◆ Problem details
Pull every line with the word "Convert" out of the entries below.

* Start Dataset excerpts *

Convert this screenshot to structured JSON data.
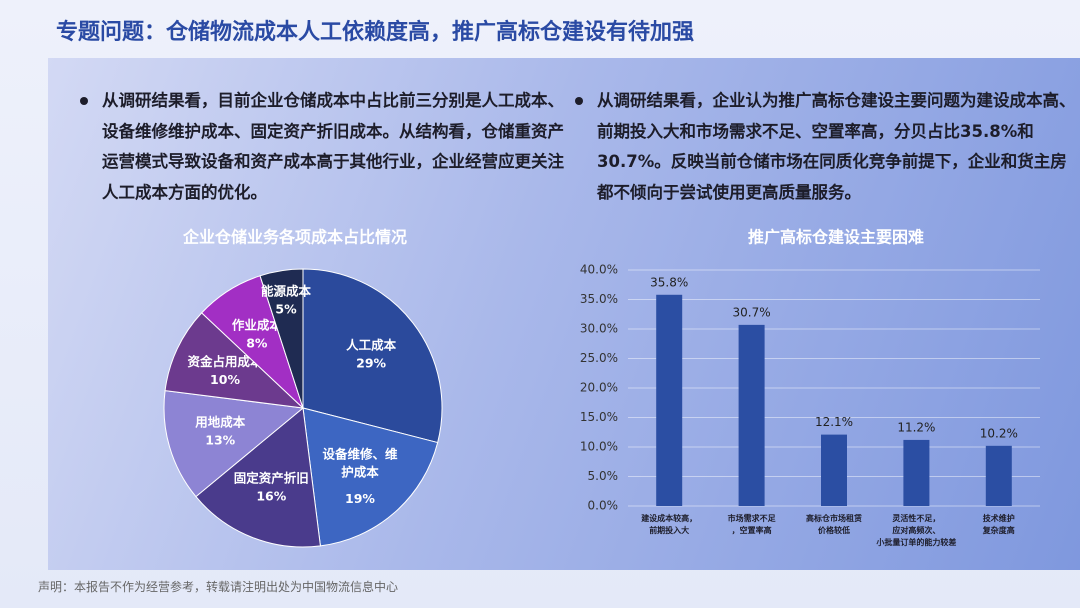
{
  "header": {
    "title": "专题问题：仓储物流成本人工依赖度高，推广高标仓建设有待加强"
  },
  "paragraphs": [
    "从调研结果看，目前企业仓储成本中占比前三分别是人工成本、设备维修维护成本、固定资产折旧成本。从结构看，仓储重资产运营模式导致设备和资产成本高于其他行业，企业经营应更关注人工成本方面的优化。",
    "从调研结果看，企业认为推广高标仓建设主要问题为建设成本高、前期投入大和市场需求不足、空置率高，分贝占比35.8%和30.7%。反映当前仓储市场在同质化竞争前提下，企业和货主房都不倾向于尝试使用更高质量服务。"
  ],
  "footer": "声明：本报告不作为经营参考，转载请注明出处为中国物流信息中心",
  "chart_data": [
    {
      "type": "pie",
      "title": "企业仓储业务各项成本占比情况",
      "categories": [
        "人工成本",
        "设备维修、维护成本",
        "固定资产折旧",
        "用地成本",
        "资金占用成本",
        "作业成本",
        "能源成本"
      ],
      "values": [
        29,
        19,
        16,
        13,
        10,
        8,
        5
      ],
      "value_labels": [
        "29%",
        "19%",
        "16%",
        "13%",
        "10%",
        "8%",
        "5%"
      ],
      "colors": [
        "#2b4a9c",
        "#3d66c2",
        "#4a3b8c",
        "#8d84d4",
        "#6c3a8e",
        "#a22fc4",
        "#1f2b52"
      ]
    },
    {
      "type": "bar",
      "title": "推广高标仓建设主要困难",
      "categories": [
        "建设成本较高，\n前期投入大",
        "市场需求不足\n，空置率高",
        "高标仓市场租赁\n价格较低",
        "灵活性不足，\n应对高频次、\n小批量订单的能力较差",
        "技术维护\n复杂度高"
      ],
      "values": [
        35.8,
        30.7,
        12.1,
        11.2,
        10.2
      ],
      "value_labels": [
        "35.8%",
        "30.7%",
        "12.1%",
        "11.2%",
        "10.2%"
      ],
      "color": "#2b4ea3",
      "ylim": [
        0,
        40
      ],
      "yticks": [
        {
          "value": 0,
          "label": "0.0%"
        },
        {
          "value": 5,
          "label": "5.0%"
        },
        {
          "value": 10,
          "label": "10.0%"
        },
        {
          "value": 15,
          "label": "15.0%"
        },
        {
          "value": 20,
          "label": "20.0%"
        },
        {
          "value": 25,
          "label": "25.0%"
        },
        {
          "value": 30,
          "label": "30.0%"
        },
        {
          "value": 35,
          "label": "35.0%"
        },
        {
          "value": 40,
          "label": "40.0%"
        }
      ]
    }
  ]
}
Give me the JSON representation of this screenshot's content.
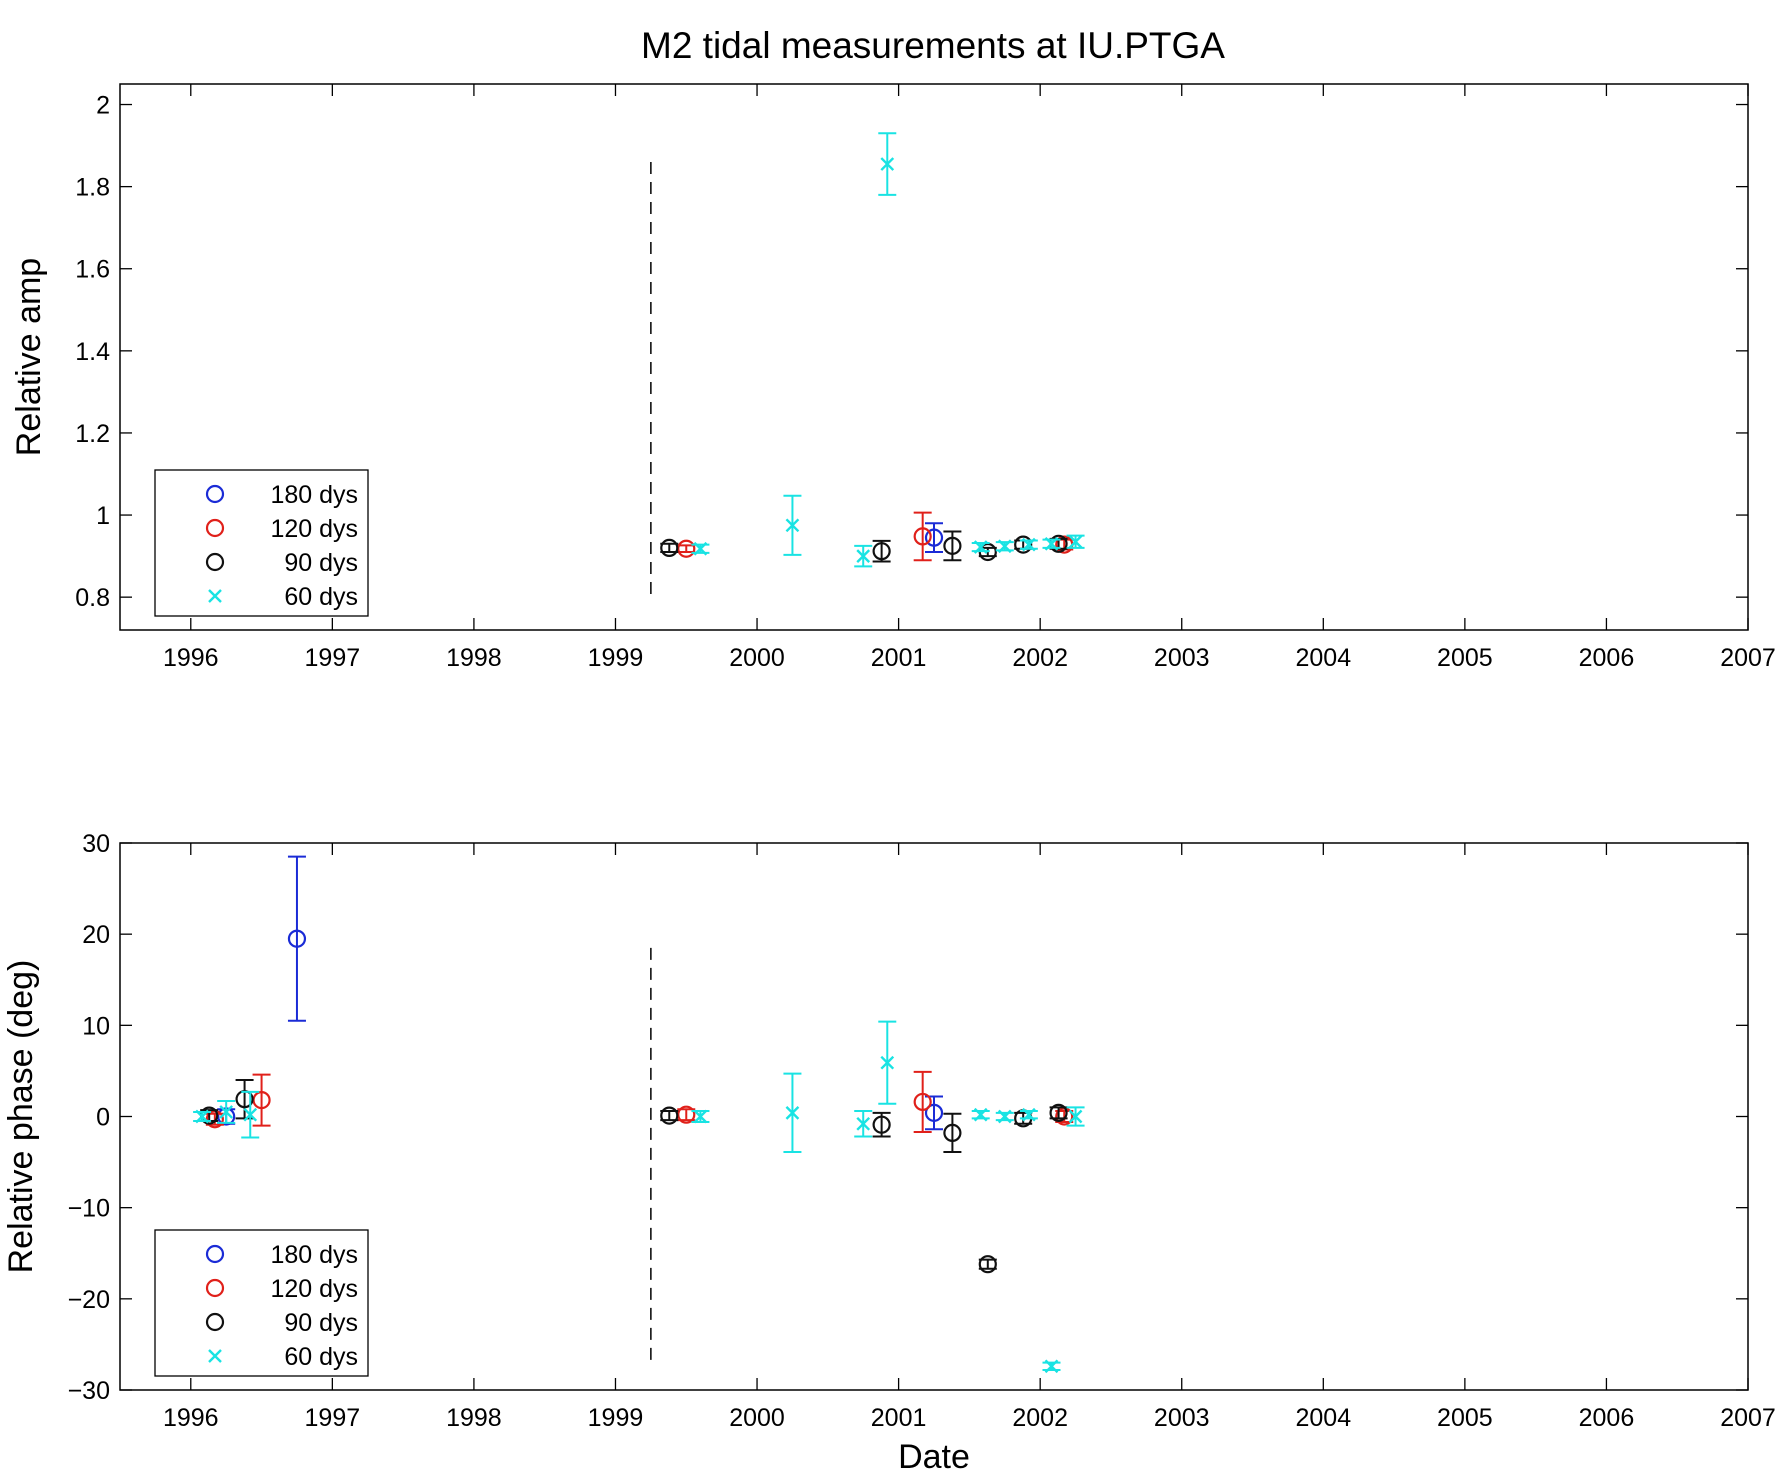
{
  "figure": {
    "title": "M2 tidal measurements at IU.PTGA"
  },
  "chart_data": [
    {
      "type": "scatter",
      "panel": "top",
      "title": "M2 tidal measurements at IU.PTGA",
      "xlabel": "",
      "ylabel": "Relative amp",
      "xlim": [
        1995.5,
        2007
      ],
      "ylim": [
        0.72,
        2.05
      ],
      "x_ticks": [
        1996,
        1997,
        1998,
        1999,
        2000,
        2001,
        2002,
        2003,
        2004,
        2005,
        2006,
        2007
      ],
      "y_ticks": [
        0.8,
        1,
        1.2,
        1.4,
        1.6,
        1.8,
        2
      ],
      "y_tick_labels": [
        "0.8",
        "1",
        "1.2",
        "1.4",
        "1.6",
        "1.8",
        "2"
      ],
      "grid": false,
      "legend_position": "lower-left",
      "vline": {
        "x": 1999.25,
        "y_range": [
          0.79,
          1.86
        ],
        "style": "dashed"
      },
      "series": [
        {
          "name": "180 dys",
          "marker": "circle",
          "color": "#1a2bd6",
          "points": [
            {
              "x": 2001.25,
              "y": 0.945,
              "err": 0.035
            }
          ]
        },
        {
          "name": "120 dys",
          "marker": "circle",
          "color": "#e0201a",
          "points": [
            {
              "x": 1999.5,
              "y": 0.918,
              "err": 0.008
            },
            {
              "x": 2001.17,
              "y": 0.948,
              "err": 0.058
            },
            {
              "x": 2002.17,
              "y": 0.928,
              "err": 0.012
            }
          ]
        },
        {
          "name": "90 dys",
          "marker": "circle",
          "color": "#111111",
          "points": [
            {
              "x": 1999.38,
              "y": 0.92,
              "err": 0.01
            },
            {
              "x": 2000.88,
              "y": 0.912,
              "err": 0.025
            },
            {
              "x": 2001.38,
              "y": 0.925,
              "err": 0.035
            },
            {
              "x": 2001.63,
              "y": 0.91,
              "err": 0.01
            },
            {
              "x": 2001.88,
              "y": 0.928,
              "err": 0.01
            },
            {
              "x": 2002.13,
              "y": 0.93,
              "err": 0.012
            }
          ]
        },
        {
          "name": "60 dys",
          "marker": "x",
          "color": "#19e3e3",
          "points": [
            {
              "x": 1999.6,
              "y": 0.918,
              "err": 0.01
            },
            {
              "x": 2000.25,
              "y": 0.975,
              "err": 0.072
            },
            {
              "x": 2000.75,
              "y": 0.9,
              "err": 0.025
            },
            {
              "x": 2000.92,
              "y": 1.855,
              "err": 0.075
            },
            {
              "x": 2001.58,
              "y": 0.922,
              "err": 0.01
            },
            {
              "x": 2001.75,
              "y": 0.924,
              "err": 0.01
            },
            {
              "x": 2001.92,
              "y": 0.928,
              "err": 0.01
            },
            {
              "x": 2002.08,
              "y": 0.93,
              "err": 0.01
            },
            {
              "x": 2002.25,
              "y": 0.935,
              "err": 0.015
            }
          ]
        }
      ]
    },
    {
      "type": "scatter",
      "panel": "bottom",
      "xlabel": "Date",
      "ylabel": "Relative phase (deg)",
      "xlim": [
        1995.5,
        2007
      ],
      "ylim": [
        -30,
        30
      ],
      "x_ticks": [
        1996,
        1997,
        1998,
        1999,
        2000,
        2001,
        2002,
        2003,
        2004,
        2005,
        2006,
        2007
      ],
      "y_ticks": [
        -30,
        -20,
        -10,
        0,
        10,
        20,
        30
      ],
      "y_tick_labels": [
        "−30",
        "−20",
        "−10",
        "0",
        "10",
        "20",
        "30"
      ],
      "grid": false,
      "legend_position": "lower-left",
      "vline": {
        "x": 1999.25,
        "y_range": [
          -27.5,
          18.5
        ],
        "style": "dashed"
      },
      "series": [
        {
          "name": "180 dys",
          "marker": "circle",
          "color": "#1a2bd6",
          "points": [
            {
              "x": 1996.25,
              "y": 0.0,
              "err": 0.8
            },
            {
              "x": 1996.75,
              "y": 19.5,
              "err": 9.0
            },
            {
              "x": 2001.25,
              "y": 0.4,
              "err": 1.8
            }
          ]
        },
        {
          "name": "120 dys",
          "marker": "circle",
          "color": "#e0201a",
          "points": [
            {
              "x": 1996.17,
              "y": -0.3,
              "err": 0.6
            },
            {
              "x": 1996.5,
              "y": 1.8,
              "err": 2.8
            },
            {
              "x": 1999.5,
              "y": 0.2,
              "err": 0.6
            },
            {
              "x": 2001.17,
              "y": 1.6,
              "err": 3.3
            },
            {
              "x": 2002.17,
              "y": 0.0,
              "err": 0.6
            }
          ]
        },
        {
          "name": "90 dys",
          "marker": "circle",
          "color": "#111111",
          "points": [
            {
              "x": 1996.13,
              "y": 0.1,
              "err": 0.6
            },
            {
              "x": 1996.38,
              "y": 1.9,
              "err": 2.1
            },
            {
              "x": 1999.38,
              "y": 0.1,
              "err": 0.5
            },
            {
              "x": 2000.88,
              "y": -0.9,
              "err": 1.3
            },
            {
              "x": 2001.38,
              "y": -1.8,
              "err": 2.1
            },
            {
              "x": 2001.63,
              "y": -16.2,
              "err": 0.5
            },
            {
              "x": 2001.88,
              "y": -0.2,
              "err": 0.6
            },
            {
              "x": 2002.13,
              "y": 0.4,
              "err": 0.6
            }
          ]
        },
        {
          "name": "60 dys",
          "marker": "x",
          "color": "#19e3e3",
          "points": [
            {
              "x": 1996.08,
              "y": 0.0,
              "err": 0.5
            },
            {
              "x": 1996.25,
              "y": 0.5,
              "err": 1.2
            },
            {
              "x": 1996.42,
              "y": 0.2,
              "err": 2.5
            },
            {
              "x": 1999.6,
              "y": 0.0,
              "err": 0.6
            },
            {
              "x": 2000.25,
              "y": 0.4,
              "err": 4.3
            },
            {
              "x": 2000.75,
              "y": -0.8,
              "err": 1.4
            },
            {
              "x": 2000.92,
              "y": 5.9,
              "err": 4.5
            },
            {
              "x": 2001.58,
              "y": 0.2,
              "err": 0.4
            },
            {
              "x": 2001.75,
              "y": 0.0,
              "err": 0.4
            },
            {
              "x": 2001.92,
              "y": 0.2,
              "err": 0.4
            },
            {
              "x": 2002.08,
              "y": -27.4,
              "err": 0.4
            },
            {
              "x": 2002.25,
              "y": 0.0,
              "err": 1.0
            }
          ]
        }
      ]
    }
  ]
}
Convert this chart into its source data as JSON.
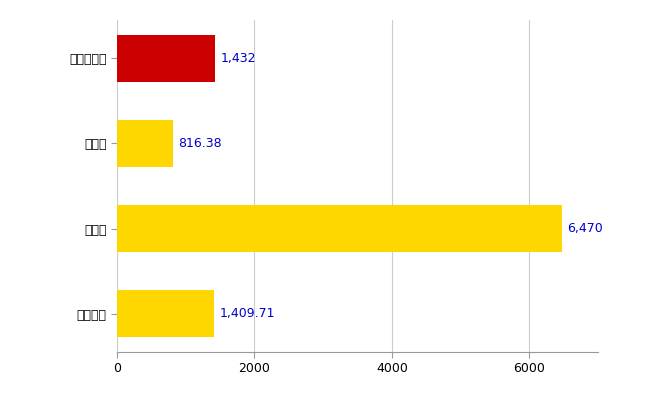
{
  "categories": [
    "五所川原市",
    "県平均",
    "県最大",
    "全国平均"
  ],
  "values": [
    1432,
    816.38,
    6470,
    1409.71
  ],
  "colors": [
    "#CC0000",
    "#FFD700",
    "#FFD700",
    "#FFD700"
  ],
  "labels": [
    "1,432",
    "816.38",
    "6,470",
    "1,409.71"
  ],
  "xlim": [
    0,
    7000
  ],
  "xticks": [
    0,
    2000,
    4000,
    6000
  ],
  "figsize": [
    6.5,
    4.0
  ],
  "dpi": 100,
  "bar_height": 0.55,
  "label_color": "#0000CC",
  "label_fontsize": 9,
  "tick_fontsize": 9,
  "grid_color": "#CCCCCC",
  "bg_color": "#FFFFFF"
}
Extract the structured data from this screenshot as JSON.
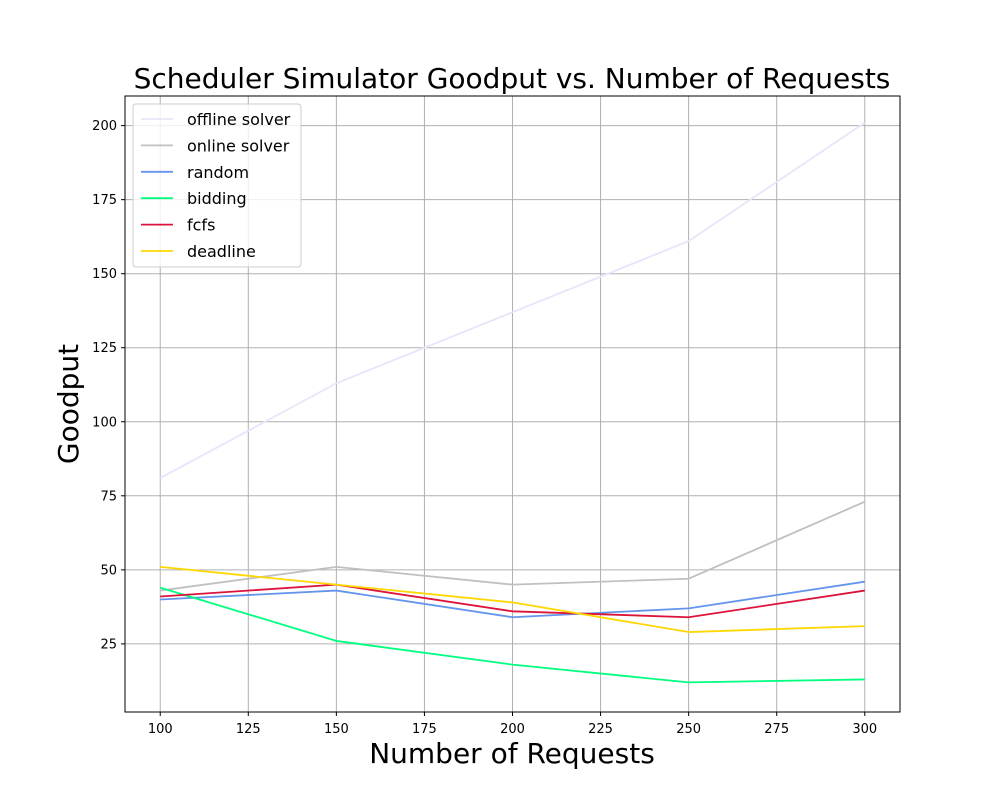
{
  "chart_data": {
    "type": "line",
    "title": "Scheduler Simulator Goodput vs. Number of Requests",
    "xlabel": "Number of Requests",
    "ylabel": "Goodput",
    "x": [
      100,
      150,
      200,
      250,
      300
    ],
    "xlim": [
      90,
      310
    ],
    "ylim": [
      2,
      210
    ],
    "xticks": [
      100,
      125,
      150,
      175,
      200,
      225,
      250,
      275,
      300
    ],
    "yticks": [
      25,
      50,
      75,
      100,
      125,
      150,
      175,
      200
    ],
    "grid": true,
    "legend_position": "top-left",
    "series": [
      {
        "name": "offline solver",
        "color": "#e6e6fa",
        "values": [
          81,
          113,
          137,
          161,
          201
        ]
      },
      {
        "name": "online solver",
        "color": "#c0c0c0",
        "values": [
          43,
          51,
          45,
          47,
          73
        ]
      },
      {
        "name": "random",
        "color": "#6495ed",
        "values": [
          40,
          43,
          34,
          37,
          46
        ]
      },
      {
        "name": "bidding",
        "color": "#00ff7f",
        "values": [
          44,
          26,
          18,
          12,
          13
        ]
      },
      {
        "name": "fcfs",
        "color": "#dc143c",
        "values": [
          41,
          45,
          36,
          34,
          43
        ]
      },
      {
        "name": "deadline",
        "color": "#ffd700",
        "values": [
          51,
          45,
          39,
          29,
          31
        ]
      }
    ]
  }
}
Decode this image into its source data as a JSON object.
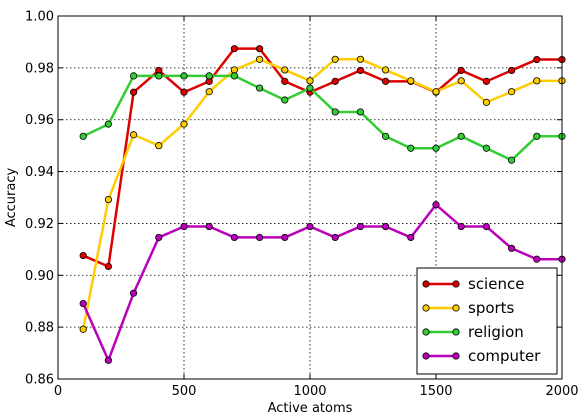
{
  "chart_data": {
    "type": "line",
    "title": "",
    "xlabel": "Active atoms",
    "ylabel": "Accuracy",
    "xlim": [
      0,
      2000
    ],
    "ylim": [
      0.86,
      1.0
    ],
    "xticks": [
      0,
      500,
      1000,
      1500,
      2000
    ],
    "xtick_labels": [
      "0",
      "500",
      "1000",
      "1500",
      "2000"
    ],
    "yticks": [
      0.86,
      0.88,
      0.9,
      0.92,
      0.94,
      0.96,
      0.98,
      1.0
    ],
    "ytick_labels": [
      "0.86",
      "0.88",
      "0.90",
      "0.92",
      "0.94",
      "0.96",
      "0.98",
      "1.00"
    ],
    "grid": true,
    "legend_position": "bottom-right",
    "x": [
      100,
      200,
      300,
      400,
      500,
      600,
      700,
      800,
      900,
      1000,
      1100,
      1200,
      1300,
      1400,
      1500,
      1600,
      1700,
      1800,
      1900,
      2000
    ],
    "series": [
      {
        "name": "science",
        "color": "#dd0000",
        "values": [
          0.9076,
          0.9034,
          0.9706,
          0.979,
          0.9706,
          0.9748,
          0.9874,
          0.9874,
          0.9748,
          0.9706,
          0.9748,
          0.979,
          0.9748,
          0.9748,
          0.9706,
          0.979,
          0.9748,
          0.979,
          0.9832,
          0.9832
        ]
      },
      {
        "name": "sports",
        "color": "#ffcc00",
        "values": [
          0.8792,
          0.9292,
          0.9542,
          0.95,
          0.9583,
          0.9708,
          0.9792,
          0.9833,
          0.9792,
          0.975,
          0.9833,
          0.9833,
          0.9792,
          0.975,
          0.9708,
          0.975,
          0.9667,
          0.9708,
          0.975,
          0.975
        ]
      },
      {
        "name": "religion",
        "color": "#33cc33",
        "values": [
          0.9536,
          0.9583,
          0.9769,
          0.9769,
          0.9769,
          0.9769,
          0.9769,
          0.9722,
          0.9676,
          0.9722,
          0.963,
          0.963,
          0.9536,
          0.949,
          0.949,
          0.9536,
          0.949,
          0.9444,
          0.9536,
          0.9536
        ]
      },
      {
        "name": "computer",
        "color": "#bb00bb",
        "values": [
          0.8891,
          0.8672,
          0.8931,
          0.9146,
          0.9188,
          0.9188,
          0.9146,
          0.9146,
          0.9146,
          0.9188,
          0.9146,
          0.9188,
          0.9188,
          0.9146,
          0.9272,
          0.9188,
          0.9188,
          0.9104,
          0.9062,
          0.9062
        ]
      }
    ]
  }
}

* End Dataset excerpts *

◆ Answer in full
Convert this screenshot to structured JSON data.
Convert this chart into its source data as JSON.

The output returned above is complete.